**Task prompt:** Go through the material below and copy all lines with "text".

* * * *

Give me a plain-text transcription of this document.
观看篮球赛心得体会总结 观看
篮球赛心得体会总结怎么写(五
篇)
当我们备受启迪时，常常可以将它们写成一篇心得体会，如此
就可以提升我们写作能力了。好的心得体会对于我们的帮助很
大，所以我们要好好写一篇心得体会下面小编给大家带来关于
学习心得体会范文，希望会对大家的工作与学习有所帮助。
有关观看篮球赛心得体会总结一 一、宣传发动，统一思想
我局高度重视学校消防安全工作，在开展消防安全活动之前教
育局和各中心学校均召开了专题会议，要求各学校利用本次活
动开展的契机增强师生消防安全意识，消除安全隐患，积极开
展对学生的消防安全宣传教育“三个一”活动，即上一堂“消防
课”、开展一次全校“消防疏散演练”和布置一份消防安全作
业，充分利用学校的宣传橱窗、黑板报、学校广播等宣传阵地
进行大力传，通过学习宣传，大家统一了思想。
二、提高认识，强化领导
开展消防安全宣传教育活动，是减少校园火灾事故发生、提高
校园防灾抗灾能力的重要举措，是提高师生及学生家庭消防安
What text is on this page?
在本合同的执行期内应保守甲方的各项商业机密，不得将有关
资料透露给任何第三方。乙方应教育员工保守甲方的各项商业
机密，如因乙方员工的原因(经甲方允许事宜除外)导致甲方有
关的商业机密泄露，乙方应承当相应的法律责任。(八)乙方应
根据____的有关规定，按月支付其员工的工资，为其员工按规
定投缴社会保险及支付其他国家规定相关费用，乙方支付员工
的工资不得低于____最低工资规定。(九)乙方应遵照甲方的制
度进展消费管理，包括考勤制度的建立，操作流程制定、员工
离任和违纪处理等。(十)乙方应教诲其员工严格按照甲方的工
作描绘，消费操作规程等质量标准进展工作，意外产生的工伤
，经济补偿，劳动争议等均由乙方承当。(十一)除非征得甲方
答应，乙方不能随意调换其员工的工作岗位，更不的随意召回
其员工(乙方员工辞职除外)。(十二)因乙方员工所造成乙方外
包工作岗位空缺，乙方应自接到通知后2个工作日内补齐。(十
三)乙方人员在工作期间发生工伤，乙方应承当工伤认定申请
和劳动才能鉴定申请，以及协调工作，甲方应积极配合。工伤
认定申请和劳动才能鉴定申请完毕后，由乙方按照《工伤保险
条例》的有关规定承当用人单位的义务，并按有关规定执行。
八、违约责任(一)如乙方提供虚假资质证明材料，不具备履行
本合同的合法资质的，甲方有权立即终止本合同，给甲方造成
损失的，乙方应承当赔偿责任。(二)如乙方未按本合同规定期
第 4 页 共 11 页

* * * *

**Response:**
Give me a plain-text transcription of this document.
What text is on this page?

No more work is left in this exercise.